PROBLEM DESCRIPTION
In the copy, include every entry exactly but none of the pictures.

ROWS
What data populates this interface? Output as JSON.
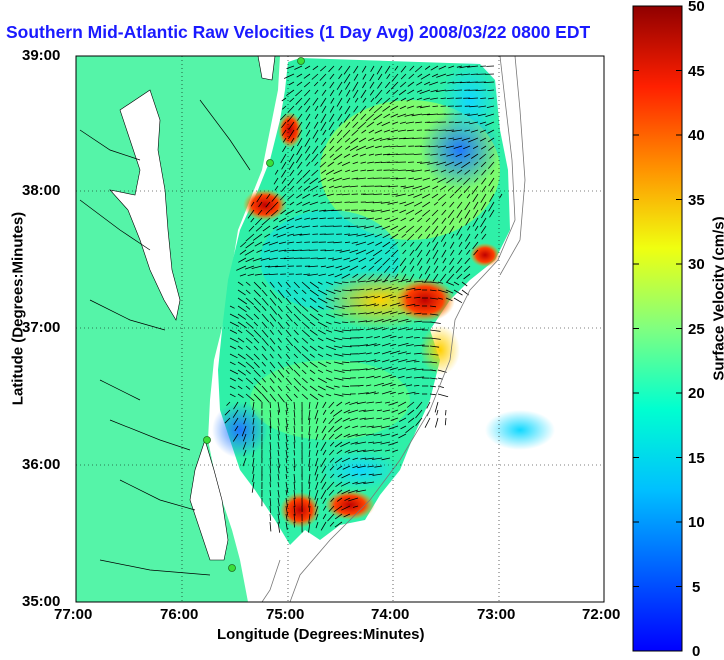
{
  "title": "Southern Mid-Atlantic Raw Velocities (1 Day Avg) 2008/03/22 0800 EDT",
  "axes": {
    "ylabel": "Latitude (Degrees:Minutes)",
    "xlabel": "Longitude (Degrees:Minutes)",
    "yticks": [
      "39:00",
      "38:00",
      "37:00",
      "36:00",
      "35:00"
    ],
    "xticks": [
      "77:00",
      "76:00",
      "75:00",
      "74:00",
      "73:00",
      "72:00"
    ]
  },
  "colorbar": {
    "label": "Surface Velocity (cm/s)",
    "ticks": [
      "50",
      "45",
      "40",
      "35",
      "30",
      "25",
      "20",
      "15",
      "10",
      "5",
      "0"
    ],
    "range": [
      0,
      50
    ],
    "colormap": "jet"
  },
  "colors": {
    "land": "#55f4a8",
    "title": "#1a1aff",
    "station": "#3adf3a"
  }
}
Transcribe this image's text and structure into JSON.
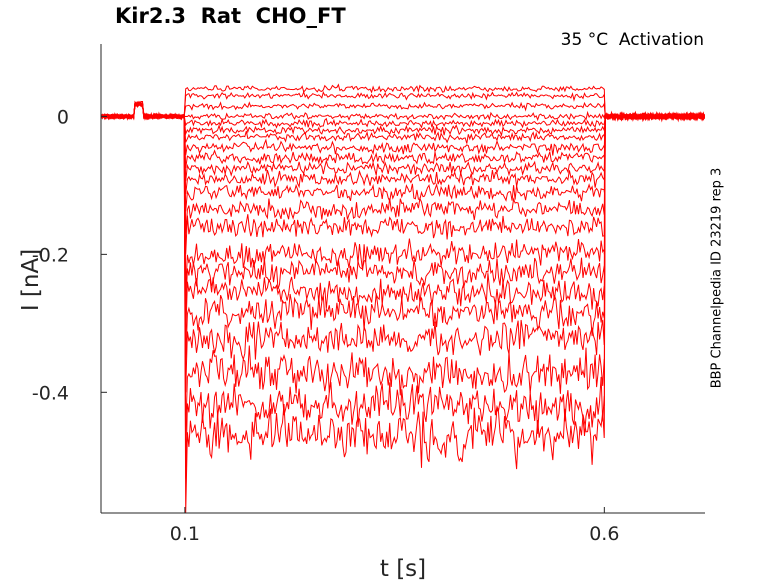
{
  "chart_data": {
    "type": "line",
    "title": "Kir2.3  Rat  CHO_FT",
    "subtitle": "35 °C  Activation",
    "side_label": "BBP Channelpedia ID 23219 rep 3",
    "xlabel": "t [s]",
    "ylabel": "I [nA]",
    "xlim": [
      0.0,
      0.72
    ],
    "ylim": [
      -0.575,
      0.105
    ],
    "x_ticks": [
      0.1,
      0.6
    ],
    "x_tick_labels": [
      "0.1",
      "0.6"
    ],
    "y_ticks": [
      0,
      -0.2,
      -0.4
    ],
    "y_tick_labels": [
      "0",
      "-0.2",
      "-0.4"
    ],
    "grid": false,
    "trace_color": "#ff0000",
    "pulse_start": 0.1,
    "pulse_end": 0.6,
    "holding_level": 0.0,
    "sweep_levels": [
      0.04,
      0.03,
      0.015,
      0.0,
      -0.01,
      -0.02,
      -0.03,
      -0.045,
      -0.06,
      -0.075,
      -0.09,
      -0.11,
      -0.135,
      -0.16,
      -0.2,
      -0.225,
      -0.255,
      -0.285,
      -0.32,
      -0.37,
      -0.42,
      -0.46
    ]
  }
}
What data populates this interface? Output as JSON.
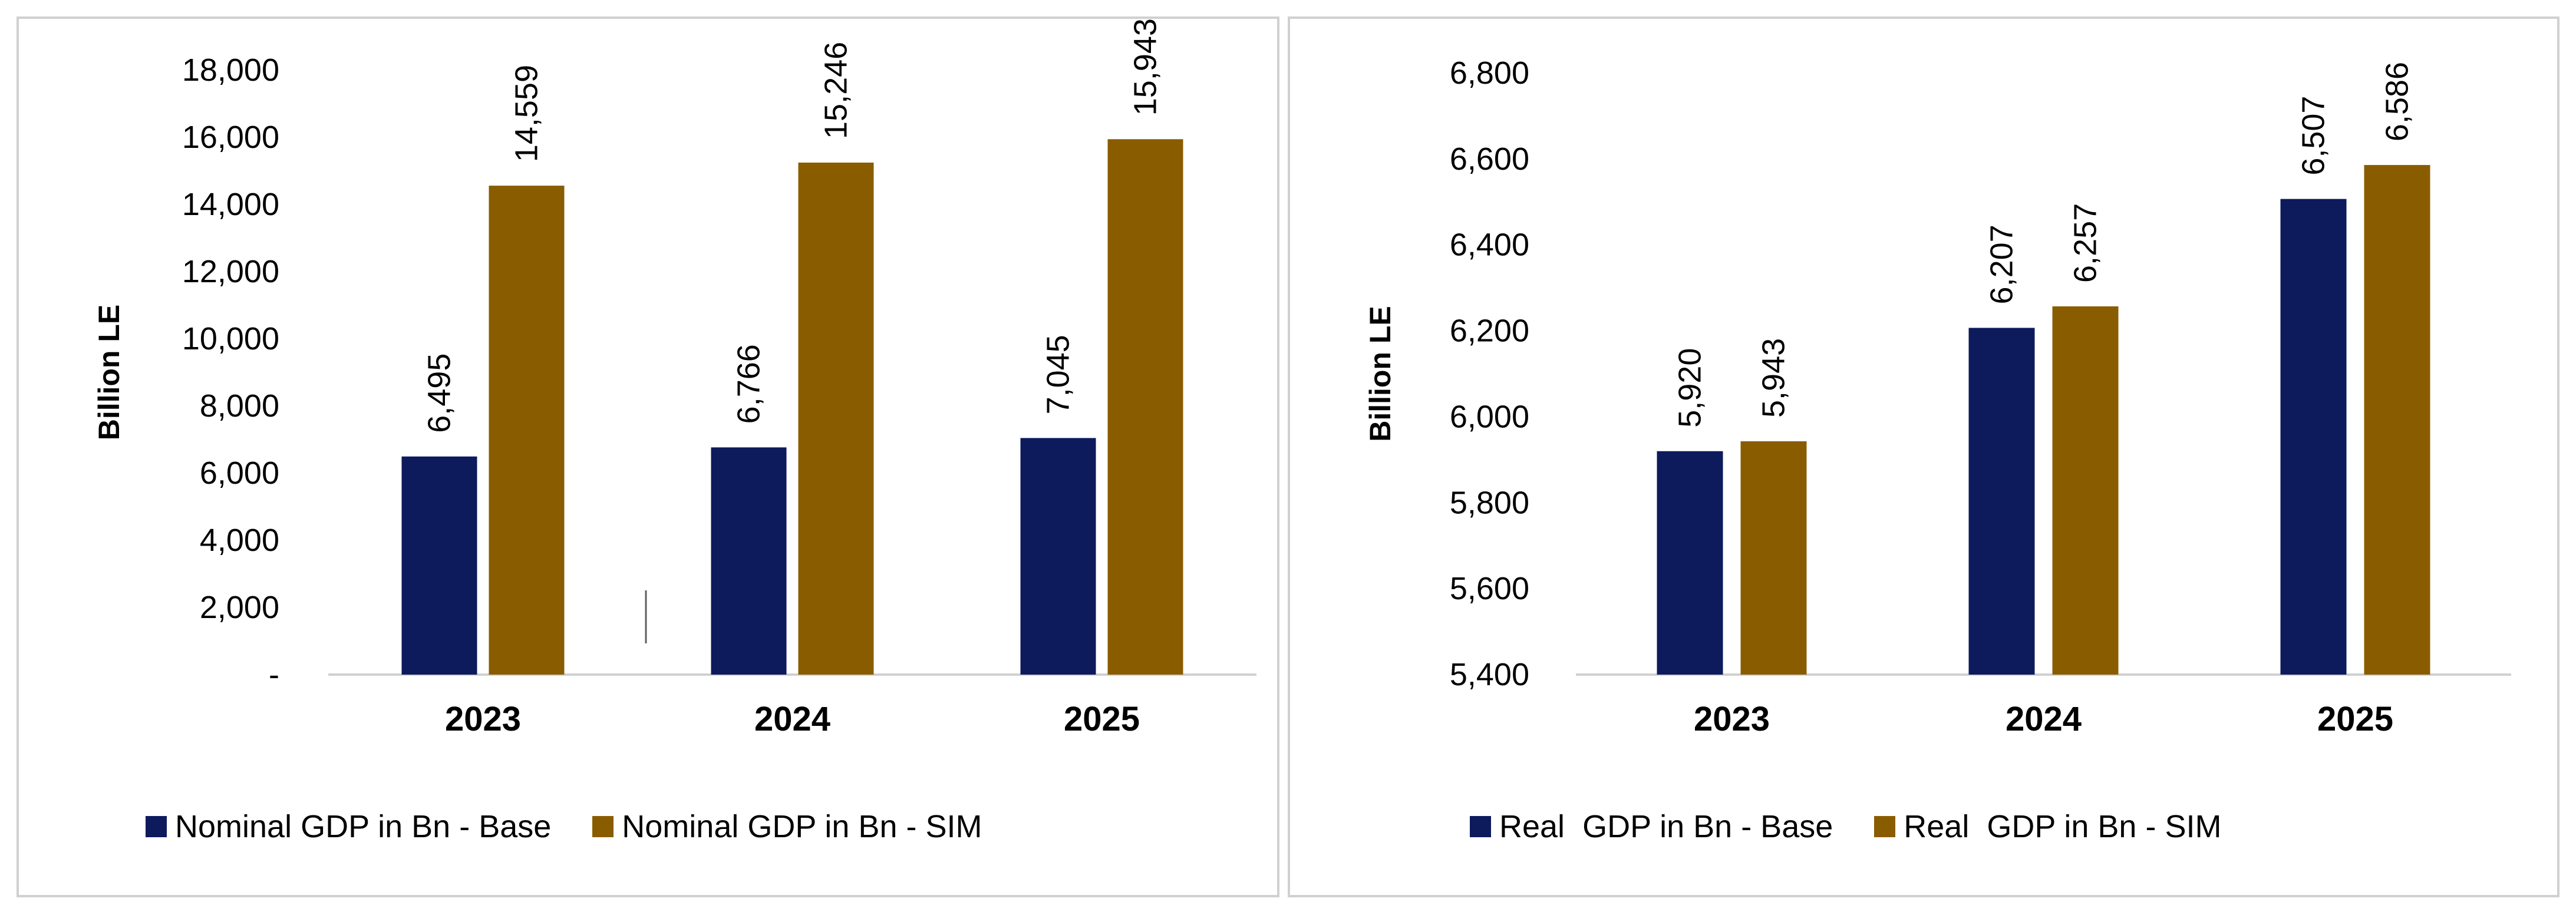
{
  "chart_data": [
    {
      "type": "bar",
      "categories": [
        "2023",
        "2024",
        "2025"
      ],
      "series": [
        {
          "name": "Nominal GDP in Bn - Base",
          "values": [
            6495,
            6766,
            7045
          ],
          "labels": [
            "6,495",
            "6,766",
            "7,045"
          ],
          "color": "#0d1a5c"
        },
        {
          "name": "Nominal GDP in Bn - SIM",
          "values": [
            14559,
            15246,
            15943
          ],
          "labels": [
            "14,559",
            "15,246",
            "15,943"
          ],
          "color": "#8a5c00"
        }
      ],
      "ylabel": "Billion LE",
      "ylim": [
        0,
        18000
      ],
      "yticks": [
        0,
        2000,
        4000,
        6000,
        8000,
        10000,
        12000,
        14000,
        16000,
        18000
      ],
      "yticklabels": [
        "-",
        "2,000",
        "4,000",
        "6,000",
        "8,000",
        "10,000",
        "12,000",
        "14,000",
        "16,000",
        "18,000"
      ],
      "grid": false,
      "legend": "bottom"
    },
    {
      "type": "bar",
      "categories": [
        "2023",
        "2024",
        "2025"
      ],
      "series": [
        {
          "name": "Real  GDP in Bn - Base",
          "values": [
            5920,
            6207,
            6507
          ],
          "labels": [
            "5,920",
            "6,207",
            "6,507"
          ],
          "color": "#0d1a5c"
        },
        {
          "name": "Real  GDP in Bn - SIM",
          "values": [
            5943,
            6257,
            6586
          ],
          "labels": [
            "5,943",
            "6,257",
            "6,586"
          ],
          "color": "#8a5c00"
        }
      ],
      "ylabel": "Billion LE",
      "ylim": [
        5400,
        6800
      ],
      "yticks": [
        5400,
        5600,
        5800,
        6000,
        6200,
        6400,
        6600,
        6800
      ],
      "yticklabels": [
        "5,400",
        "5,600",
        "5,800",
        "6,000",
        "6,200",
        "6,400",
        "6,600",
        "6,800"
      ],
      "grid": false,
      "legend": "bottom"
    }
  ]
}
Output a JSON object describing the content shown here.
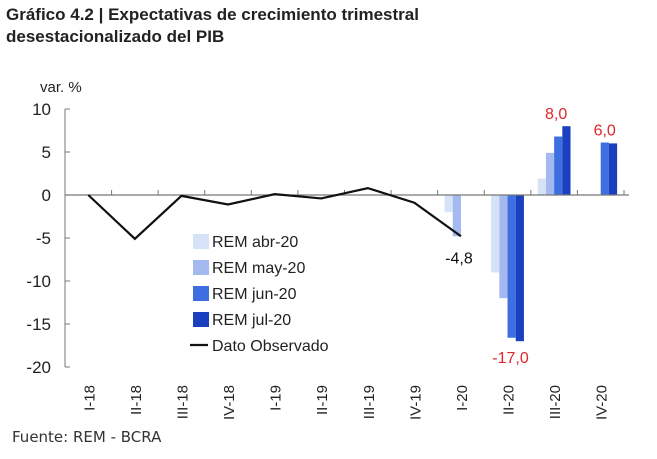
{
  "title_line1": "Gráfico 4.2 | Expectativas de crecimiento trimestral",
  "title_line2": "desestacionalizado del PIB",
  "source": "Fuente: REM - BCRA",
  "chart_data": {
    "type": "bar",
    "ylabel": "var. %",
    "ylim": [
      -20,
      10
    ],
    "yticks": [
      10,
      5,
      0,
      -5,
      -10,
      -15,
      -20
    ],
    "grid": false,
    "legend_position": "center-left",
    "categories": [
      "I-18",
      "II-18",
      "III-18",
      "IV-18",
      "I-19",
      "II-19",
      "III-19",
      "IV-19",
      "I-20",
      "II-20",
      "III-20",
      "IV-20"
    ],
    "series": [
      {
        "name": "REM abr-20",
        "type": "bar",
        "color": "#d6e2f7",
        "values": [
          null,
          null,
          null,
          null,
          null,
          null,
          null,
          null,
          -2.0,
          -9.0,
          1.9,
          null
        ]
      },
      {
        "name": "REM may-20",
        "type": "bar",
        "color": "#a3b9f0",
        "values": [
          null,
          null,
          null,
          null,
          null,
          null,
          null,
          null,
          -4.8,
          -12.0,
          4.9,
          null
        ]
      },
      {
        "name": "REM jun-20",
        "type": "bar",
        "color": "#3d6fe0",
        "values": [
          null,
          null,
          null,
          null,
          null,
          null,
          null,
          null,
          null,
          -16.6,
          6.8,
          6.1
        ]
      },
      {
        "name": "REM jul-20",
        "type": "bar",
        "color": "#1a3fbf",
        "values": [
          null,
          null,
          null,
          null,
          null,
          null,
          null,
          null,
          null,
          -17.0,
          8.0,
          6.0
        ]
      },
      {
        "name": "Dato Observado",
        "type": "line",
        "color": "#111111",
        "values": [
          0.0,
          -5.1,
          -0.1,
          -1.1,
          0.1,
          -0.4,
          0.8,
          -0.9,
          -4.8,
          null,
          null,
          null
        ]
      }
    ],
    "annotations": [
      {
        "category": "I-20",
        "text": "-4,8",
        "color": "#111111"
      },
      {
        "category": "II-20",
        "text": "-17,0",
        "color": "#e0262b"
      },
      {
        "category": "III-20",
        "text": "8,0",
        "color": "#e0262b"
      },
      {
        "category": "IV-20",
        "text": "6,0",
        "color": "#e0262b"
      }
    ]
  }
}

SOLUTION FOR THIS TASK
What data populates this interface? Output as JSON.
{
  "title": "Southern Mid-Atlantic Raw Velocities (1 Day Avg) 2008/03/22 0800 EDT",
  "axes": {
    "ylabel": "Latitude (Degrees:Minutes)",
    "xlabel": "Longitude (Degrees:Minutes)",
    "yticks": [
      "39:00",
      "38:00",
      "37:00",
      "36:00",
      "35:00"
    ],
    "xticks": [
      "77:00",
      "76:00",
      "75:00",
      "74:00",
      "73:00",
      "72:00"
    ]
  },
  "colorbar": {
    "label": "Surface Velocity (cm/s)",
    "ticks": [
      "50",
      "45",
      "40",
      "35",
      "30",
      "25",
      "20",
      "15",
      "10",
      "5",
      "0"
    ],
    "range": [
      0,
      50
    ],
    "colormap": "jet"
  },
  "colors": {
    "land": "#55f4a8",
    "title": "#1a1aff",
    "station": "#3adf3a"
  }
}
Transcribe this image's text and structure into JSON.
{
  "chart_data": {
    "type": "line",
    "title": "Kir2.3  Rat  CHO_FT",
    "subtitle": "35 °C  Activation",
    "side_label": "BBP Channelpedia ID 23219 rep 3",
    "xlabel": "t [s]",
    "ylabel": "I [nA]",
    "xlim": [
      0.0,
      0.72
    ],
    "ylim": [
      -0.575,
      0.105
    ],
    "x_ticks": [
      0.1,
      0.6
    ],
    "x_tick_labels": [
      "0.1",
      "0.6"
    ],
    "y_ticks": [
      0,
      -0.2,
      -0.4
    ],
    "y_tick_labels": [
      "0",
      "-0.2",
      "-0.4"
    ],
    "grid": false,
    "trace_color": "#ff0000",
    "pulse_start": 0.1,
    "pulse_end": 0.6,
    "holding_level": 0.0,
    "sweep_levels": [
      0.04,
      0.03,
      0.015,
      0.0,
      -0.01,
      -0.02,
      -0.03,
      -0.045,
      -0.06,
      -0.075,
      -0.09,
      -0.11,
      -0.135,
      -0.16,
      -0.2,
      -0.225,
      -0.255,
      -0.285,
      -0.32,
      -0.37,
      -0.42,
      -0.46
    ]
  }
}
What data populates this interface? Output as JSON.
{
  "chart_data": [
    {
      "type": "bar",
      "categories": [
        "2023",
        "2024",
        "2025"
      ],
      "series": [
        {
          "name": "Nominal GDP in Bn - Base",
          "values": [
            6495,
            6766,
            7045
          ],
          "labels": [
            "6,495",
            "6,766",
            "7,045"
          ],
          "color": "#0d1a5c"
        },
        {
          "name": "Nominal GDP in Bn - SIM",
          "values": [
            14559,
            15246,
            15943
          ],
          "labels": [
            "14,559",
            "15,246",
            "15,943"
          ],
          "color": "#8a5c00"
        }
      ],
      "ylabel": "Billion LE",
      "ylim": [
        0,
        18000
      ],
      "yticks": [
        0,
        2000,
        4000,
        6000,
        8000,
        10000,
        12000,
        14000,
        16000,
        18000
      ],
      "yticklabels": [
        "-",
        "2,000",
        "4,000",
        "6,000",
        "8,000",
        "10,000",
        "12,000",
        "14,000",
        "16,000",
        "18,000"
      ],
      "grid": false,
      "legend": "bottom"
    },
    {
      "type": "bar",
      "categories": [
        "2023",
        "2024",
        "2025"
      ],
      "series": [
        {
          "name": "Real  GDP in Bn - Base",
          "values": [
            5920,
            6207,
            6507
          ],
          "labels": [
            "5,920",
            "6,207",
            "6,507"
          ],
          "color": "#0d1a5c"
        },
        {
          "name": "Real  GDP in Bn - SIM",
          "values": [
            5943,
            6257,
            6586
          ],
          "labels": [
            "5,943",
            "6,257",
            "6,586"
          ],
          "color": "#8a5c00"
        }
      ],
      "ylabel": "Billion LE",
      "ylim": [
        5400,
        6800
      ],
      "yticks": [
        5400,
        5600,
        5800,
        6000,
        6200,
        6400,
        6600,
        6800
      ],
      "yticklabels": [
        "5,400",
        "5,600",
        "5,800",
        "6,000",
        "6,200",
        "6,400",
        "6,600",
        "6,800"
      ],
      "grid": false,
      "legend": "bottom"
    }
  ]
}
Output a JSON object describing the content shown here.
{
  "title_line1": "Gráfico 4.2 | Expectativas de crecimiento trimestral",
  "title_line2": "desestacionalizado del PIB",
  "source": "Fuente: REM - BCRA",
  "chart_data": {
    "type": "bar",
    "ylabel": "var. %",
    "ylim": [
      -20,
      10
    ],
    "yticks": [
      10,
      5,
      0,
      -5,
      -10,
      -15,
      -20
    ],
    "grid": false,
    "legend_position": "center-left",
    "categories": [
      "I-18",
      "II-18",
      "III-18",
      "IV-18",
      "I-19",
      "II-19",
      "III-19",
      "IV-19",
      "I-20",
      "II-20",
      "III-20",
      "IV-20"
    ],
    "series": [
      {
        "name": "REM abr-20",
        "type": "bar",
        "color": "#d6e2f7",
        "values": [
          null,
          null,
          null,
          null,
          null,
          null,
          null,
          null,
          -2.0,
          -9.0,
          1.9,
          null
        ]
      },
      {
        "name": "REM may-20",
        "type": "bar",
        "color": "#a3b9f0",
        "values": [
          null,
          null,
          null,
          null,
          null,
          null,
          null,
          null,
          -4.8,
          -12.0,
          4.9,
          null
        ]
      },
      {
        "name": "REM jun-20",
        "type": "bar",
        "color": "#3d6fe0",
        "values": [
          null,
          null,
          null,
          null,
          null,
          null,
          null,
          null,
          null,
          -16.6,
          6.8,
          6.1
        ]
      },
      {
        "name": "REM jul-20",
        "type": "bar",
        "color": "#1a3fbf",
        "values": [
          null,
          null,
          null,
          null,
          null,
          null,
          null,
          null,
          null,
          -17.0,
          8.0,
          6.0
        ]
      },
      {
        "name": "Dato Observado",
        "type": "line",
        "color": "#111111",
        "values": [
          0.0,
          -5.1,
          -0.1,
          -1.1,
          0.1,
          -0.4,
          0.8,
          -0.9,
          -4.8,
          null,
          null,
          null
        ]
      }
    ],
    "annotations": [
      {
        "category": "I-20",
        "text": "-4,8",
        "color": "#111111"
      },
      {
        "category": "II-20",
        "text": "-17,0",
        "color": "#e0262b"
      },
      {
        "category": "III-20",
        "text": "8,0",
        "color": "#e0262b"
      },
      {
        "category": "IV-20",
        "text": "6,0",
        "color": "#e0262b"
      }
    ]
  }
}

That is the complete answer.